§ TASK TO CARRY OUT:
Which lines hold the word "this"? Show each of them.

########################################

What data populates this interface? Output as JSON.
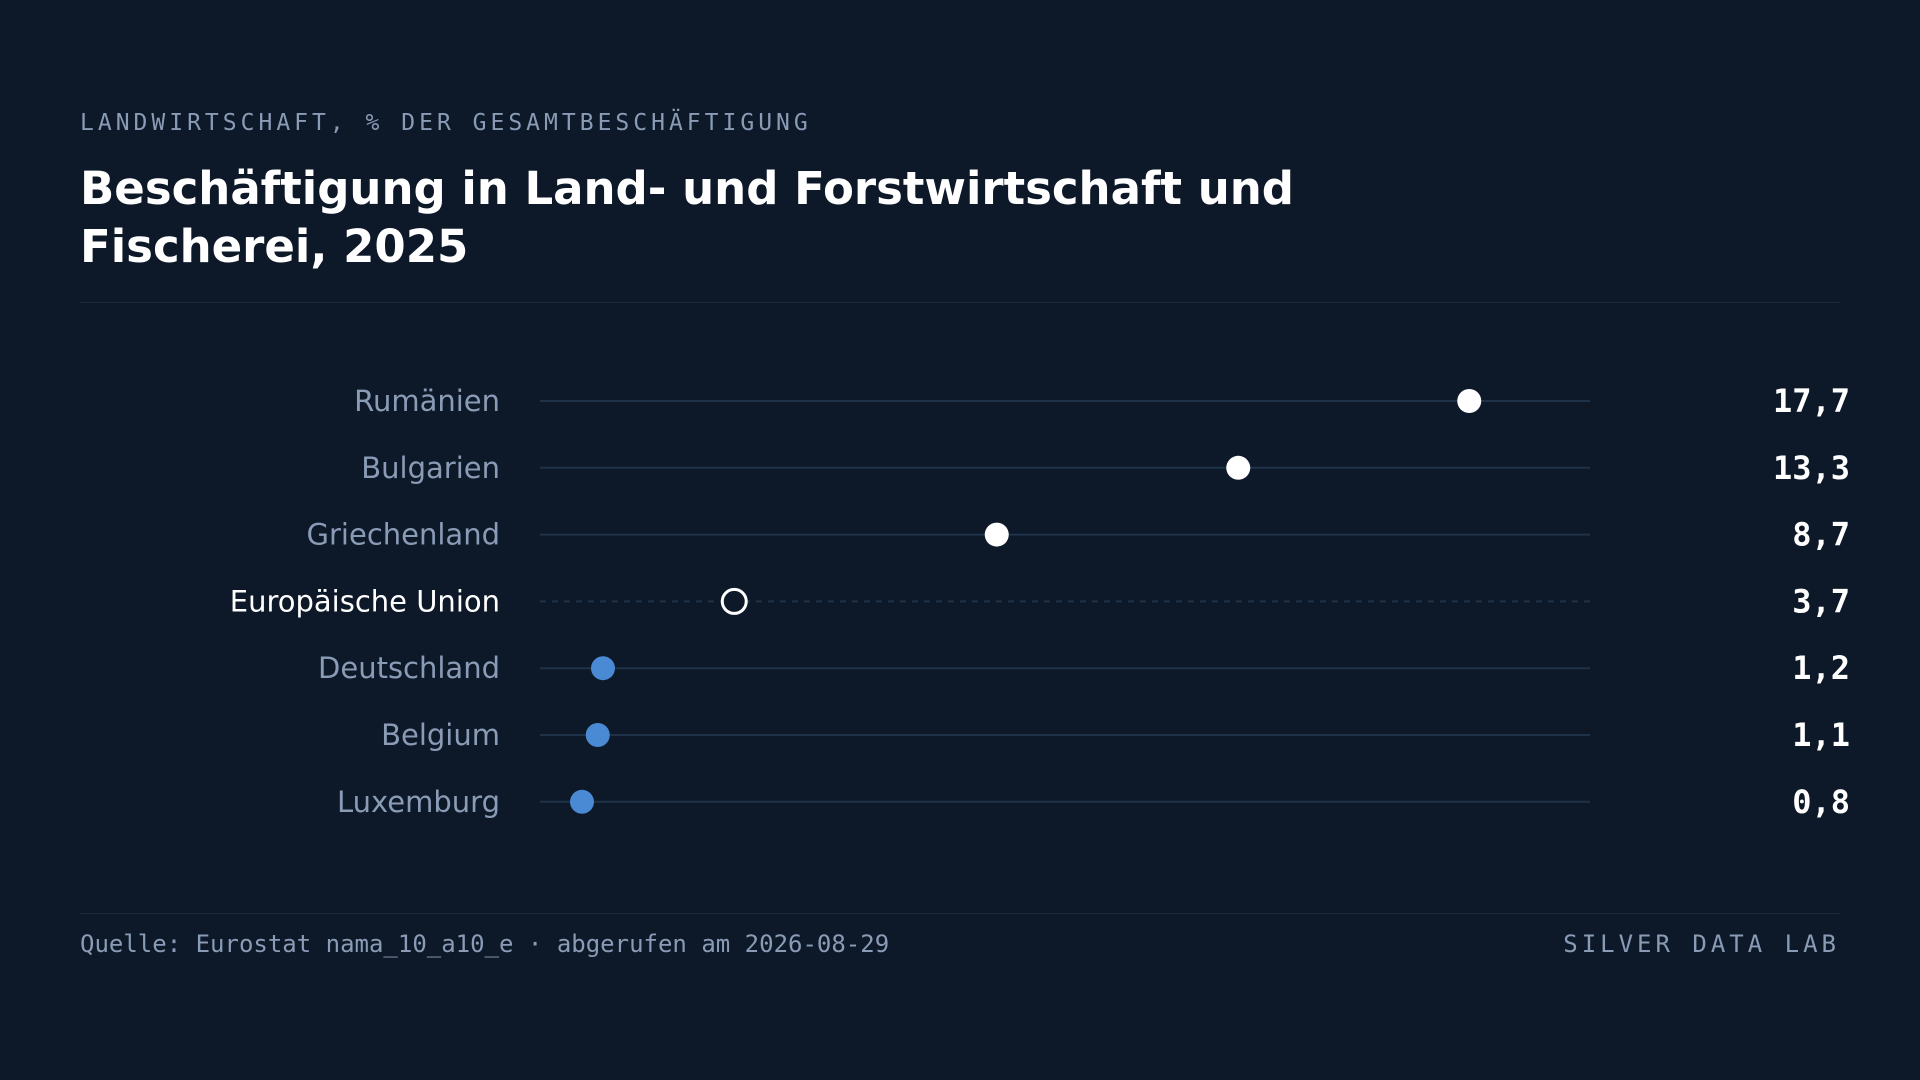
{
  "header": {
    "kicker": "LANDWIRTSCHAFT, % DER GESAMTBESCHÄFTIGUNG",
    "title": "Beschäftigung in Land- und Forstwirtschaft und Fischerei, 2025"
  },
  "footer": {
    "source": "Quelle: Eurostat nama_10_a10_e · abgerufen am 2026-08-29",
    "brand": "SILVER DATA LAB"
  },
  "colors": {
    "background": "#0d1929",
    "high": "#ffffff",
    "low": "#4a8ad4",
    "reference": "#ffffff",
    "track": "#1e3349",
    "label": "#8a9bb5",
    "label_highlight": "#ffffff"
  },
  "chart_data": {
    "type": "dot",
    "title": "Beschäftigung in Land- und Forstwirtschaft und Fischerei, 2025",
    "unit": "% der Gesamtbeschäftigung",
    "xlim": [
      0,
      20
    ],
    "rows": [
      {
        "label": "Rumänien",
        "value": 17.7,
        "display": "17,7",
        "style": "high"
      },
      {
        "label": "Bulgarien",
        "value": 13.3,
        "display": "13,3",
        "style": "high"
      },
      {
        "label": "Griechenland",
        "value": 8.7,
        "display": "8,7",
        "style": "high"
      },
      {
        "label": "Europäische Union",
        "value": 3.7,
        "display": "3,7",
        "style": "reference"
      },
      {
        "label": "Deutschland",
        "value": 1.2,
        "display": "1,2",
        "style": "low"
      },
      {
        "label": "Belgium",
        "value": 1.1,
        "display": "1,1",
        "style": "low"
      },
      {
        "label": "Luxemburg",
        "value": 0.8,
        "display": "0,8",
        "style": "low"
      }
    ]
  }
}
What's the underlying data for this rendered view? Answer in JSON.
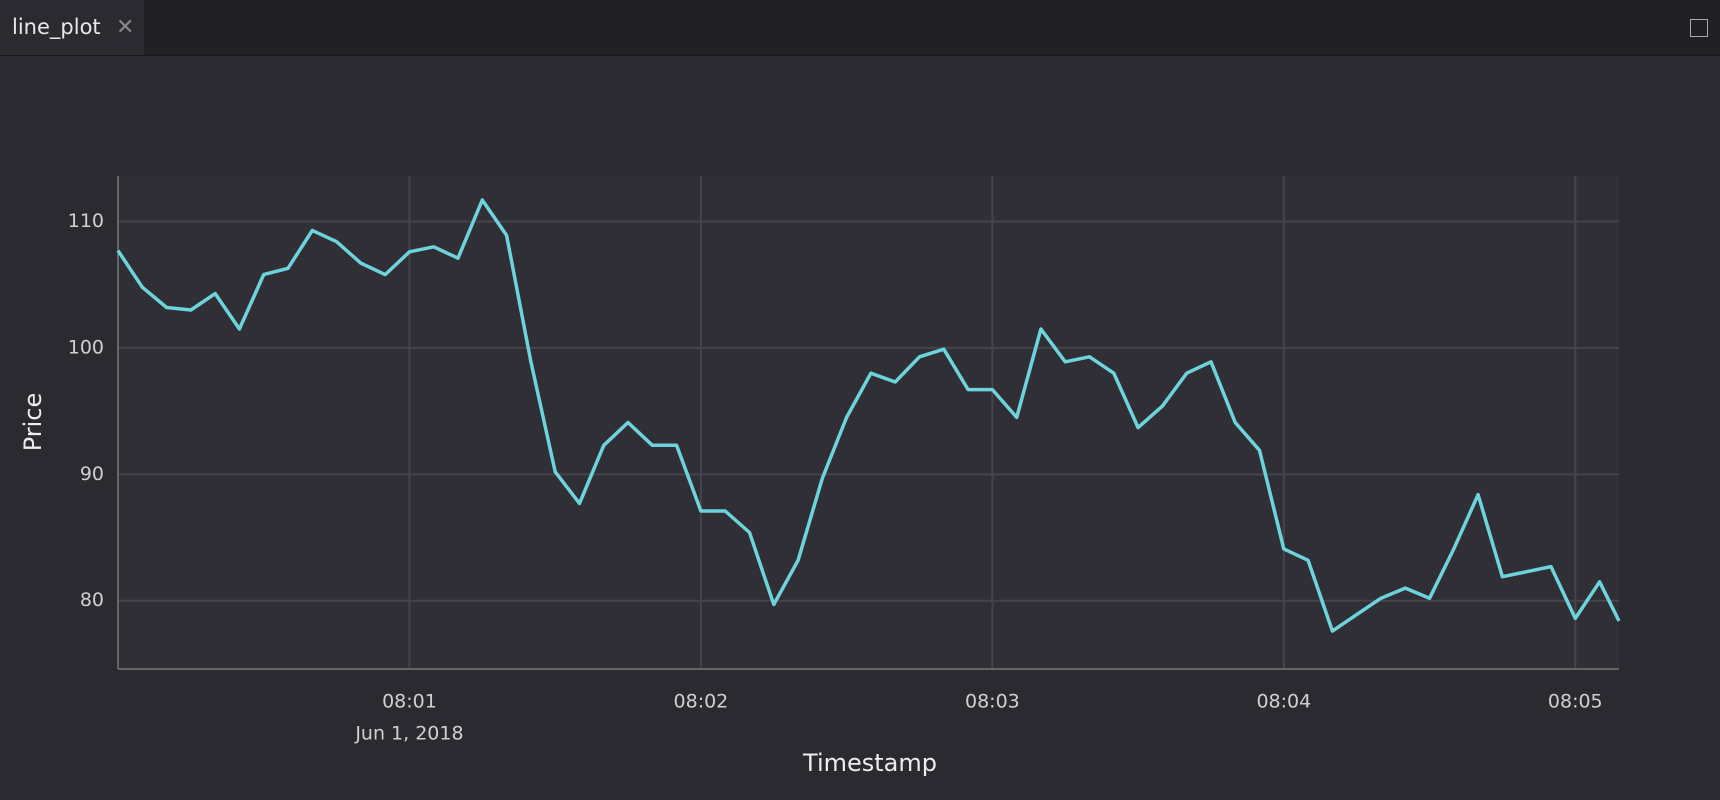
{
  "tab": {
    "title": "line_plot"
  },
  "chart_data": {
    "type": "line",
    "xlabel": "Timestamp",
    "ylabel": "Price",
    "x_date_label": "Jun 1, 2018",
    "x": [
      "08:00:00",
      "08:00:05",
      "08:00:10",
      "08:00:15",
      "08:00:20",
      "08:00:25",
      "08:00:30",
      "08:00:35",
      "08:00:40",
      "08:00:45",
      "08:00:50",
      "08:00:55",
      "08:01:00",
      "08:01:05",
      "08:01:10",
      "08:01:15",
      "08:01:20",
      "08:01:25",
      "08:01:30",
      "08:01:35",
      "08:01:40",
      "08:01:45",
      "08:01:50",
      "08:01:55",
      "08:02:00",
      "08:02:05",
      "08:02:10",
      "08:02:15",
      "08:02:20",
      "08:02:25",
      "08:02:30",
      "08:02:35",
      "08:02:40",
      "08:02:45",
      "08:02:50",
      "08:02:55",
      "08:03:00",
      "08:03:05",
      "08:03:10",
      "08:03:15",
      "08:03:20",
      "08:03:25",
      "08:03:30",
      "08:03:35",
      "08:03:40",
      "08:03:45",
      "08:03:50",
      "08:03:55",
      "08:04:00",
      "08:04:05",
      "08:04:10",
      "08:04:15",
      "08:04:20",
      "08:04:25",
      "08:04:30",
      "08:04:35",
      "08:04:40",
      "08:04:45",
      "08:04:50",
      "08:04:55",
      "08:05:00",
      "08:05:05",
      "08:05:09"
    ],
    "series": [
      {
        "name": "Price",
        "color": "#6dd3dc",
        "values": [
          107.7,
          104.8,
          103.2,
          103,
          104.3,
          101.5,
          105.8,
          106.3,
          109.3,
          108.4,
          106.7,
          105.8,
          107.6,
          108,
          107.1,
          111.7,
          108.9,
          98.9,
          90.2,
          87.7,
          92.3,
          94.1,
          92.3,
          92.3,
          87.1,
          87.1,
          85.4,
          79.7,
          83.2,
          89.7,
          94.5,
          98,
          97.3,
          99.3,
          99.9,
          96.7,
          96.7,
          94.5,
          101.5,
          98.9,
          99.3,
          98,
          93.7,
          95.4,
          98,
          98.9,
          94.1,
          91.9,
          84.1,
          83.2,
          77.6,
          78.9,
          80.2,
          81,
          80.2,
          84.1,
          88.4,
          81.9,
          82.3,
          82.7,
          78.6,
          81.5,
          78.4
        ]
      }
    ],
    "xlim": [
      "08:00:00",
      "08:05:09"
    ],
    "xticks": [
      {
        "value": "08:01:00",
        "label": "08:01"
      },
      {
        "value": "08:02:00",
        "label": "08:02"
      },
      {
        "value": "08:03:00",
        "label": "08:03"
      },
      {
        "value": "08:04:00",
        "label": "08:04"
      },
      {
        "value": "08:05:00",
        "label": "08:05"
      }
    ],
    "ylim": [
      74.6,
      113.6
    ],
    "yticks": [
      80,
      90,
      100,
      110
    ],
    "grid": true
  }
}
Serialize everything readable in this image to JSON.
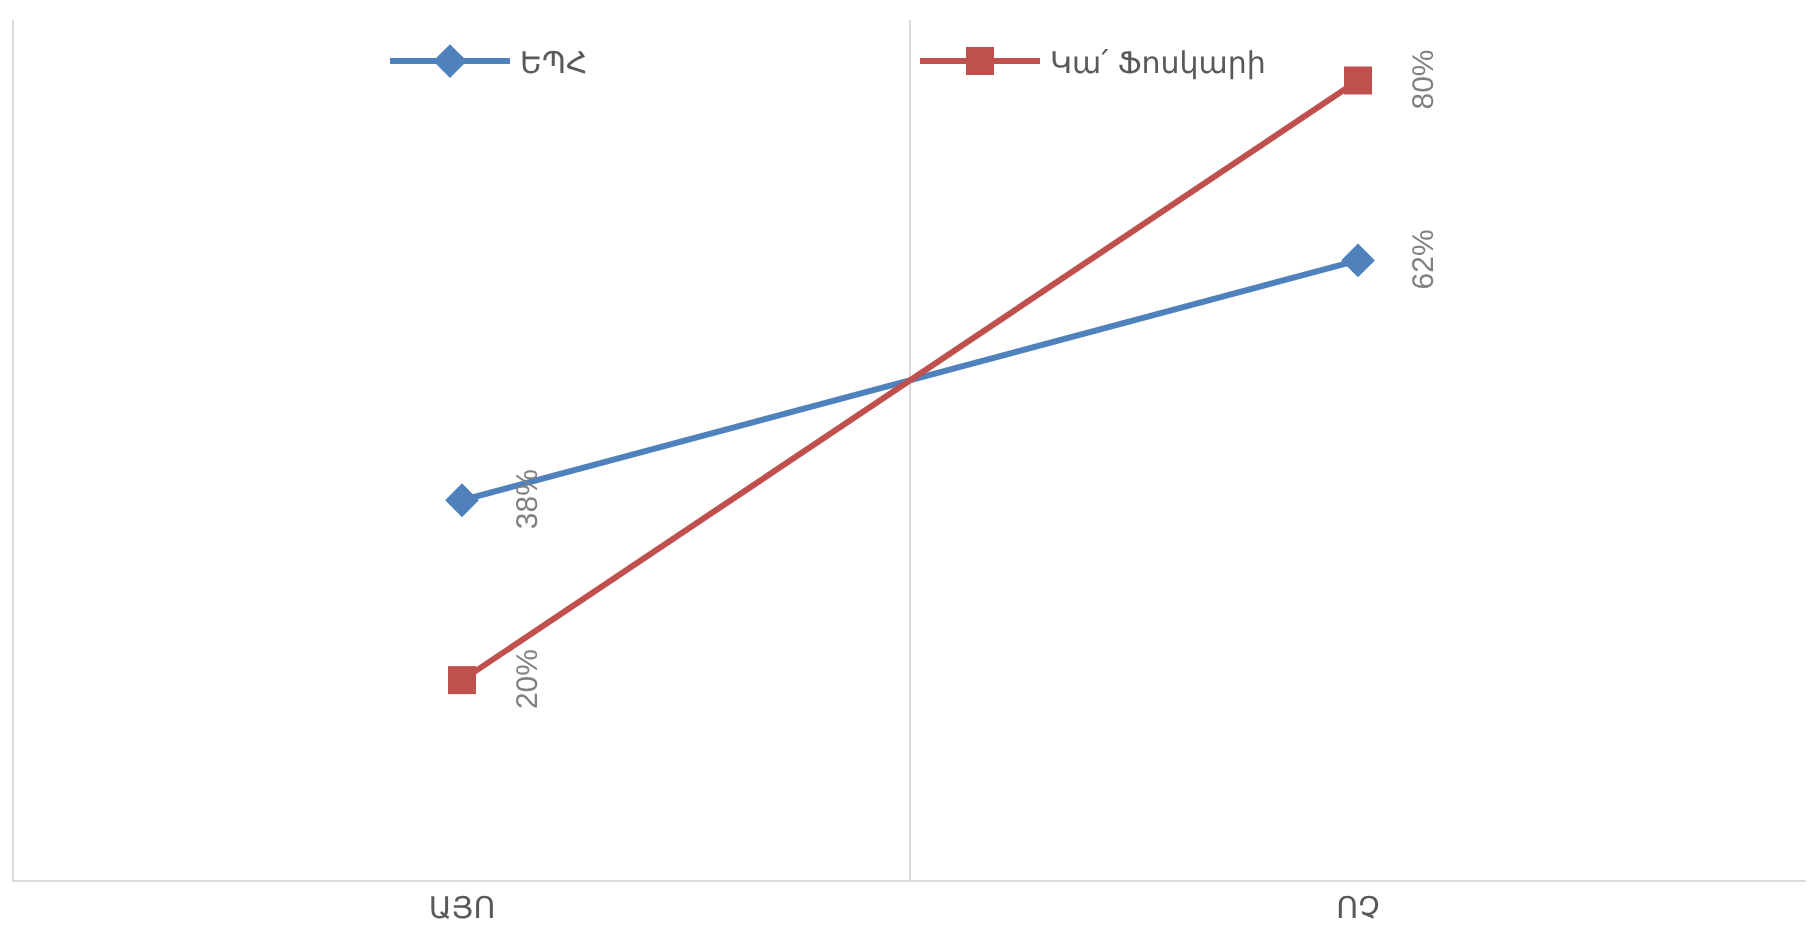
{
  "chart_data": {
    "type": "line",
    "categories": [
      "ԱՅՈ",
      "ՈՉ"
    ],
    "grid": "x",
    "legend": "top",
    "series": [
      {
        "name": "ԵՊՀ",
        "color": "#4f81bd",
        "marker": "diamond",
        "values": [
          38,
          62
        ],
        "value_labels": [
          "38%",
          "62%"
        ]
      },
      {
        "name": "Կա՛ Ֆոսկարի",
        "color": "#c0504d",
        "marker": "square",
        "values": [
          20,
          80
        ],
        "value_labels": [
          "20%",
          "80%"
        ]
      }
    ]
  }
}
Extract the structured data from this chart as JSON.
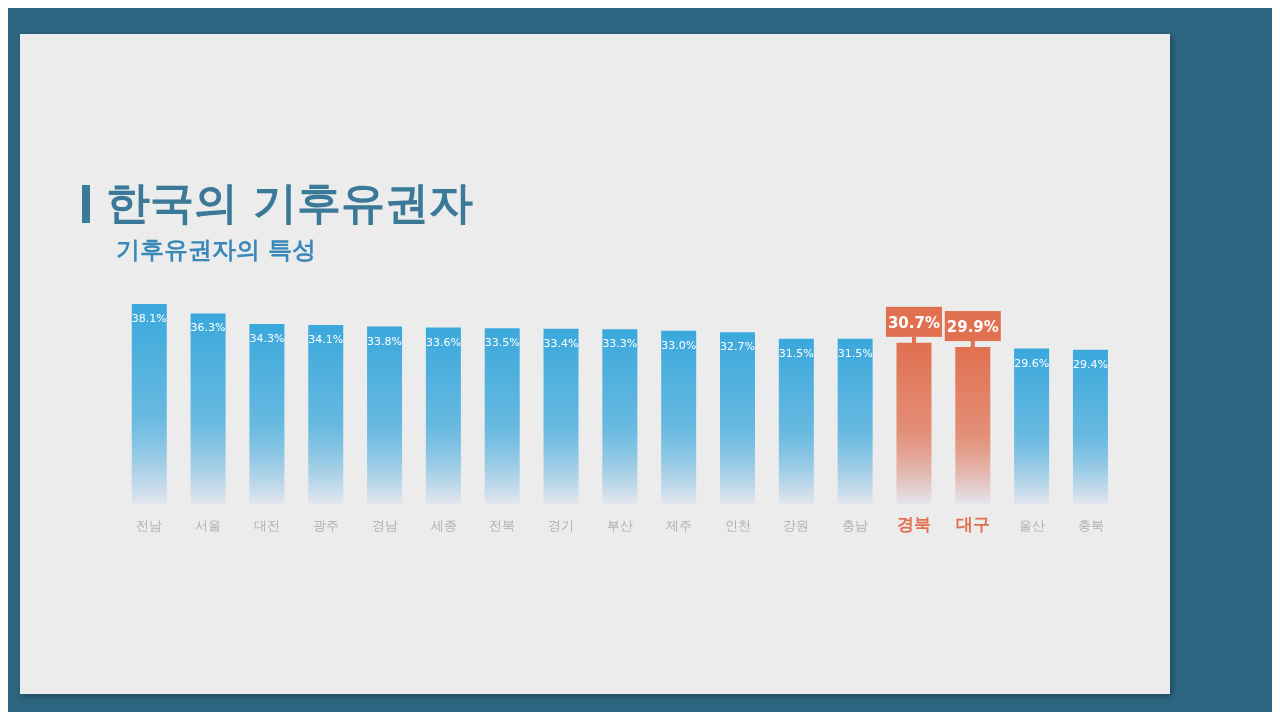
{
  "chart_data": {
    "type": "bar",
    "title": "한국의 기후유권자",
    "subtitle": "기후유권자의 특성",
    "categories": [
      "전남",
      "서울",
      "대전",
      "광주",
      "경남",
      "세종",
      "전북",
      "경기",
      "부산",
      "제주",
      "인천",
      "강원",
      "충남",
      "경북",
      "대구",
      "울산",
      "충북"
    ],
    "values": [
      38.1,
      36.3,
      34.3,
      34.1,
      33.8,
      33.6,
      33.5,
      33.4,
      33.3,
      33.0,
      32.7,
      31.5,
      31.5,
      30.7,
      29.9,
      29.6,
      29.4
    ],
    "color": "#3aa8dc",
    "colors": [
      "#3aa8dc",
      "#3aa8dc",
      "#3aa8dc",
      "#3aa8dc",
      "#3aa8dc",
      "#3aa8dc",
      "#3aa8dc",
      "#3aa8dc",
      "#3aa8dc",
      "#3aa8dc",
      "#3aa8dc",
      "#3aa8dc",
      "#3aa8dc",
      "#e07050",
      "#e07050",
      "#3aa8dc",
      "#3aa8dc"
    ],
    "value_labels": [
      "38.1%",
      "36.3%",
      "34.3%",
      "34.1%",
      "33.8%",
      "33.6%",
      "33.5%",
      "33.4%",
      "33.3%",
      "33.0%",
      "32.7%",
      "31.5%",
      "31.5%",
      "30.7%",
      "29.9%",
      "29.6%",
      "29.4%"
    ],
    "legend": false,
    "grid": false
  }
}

########################################

§ RESPONSE:
What data populates this interface? Output as JSON.
What's the underlying data for this rendered view? Answer in JSON.
Serialize everything readable in this image to JSON.
Extract the structured data from this chart as JSON.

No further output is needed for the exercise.